Recorded data
=======

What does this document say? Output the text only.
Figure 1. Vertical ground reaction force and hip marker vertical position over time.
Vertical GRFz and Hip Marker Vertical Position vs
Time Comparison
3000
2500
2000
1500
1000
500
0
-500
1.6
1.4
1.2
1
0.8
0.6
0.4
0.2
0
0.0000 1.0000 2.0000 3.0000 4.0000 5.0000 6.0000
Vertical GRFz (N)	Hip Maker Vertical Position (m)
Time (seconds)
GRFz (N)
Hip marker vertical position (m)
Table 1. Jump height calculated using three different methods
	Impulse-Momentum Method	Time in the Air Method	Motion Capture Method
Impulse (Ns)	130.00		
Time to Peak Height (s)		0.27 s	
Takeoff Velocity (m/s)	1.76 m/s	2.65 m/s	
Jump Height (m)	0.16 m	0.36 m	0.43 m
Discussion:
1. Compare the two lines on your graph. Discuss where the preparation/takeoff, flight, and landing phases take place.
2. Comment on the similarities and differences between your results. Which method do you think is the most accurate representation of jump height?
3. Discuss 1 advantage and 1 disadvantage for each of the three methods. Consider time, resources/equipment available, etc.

=======

● **Task directions**
Reproduce each line from the records that contains the word "your".

● **Completed task**
1. Compare the two lines on your graph. Discuss where the preparation/takeoff, flight, and landing phases take place.
2. Comment on the similarities and differences between your results. Which method do you think is the most accurate representation of jump height?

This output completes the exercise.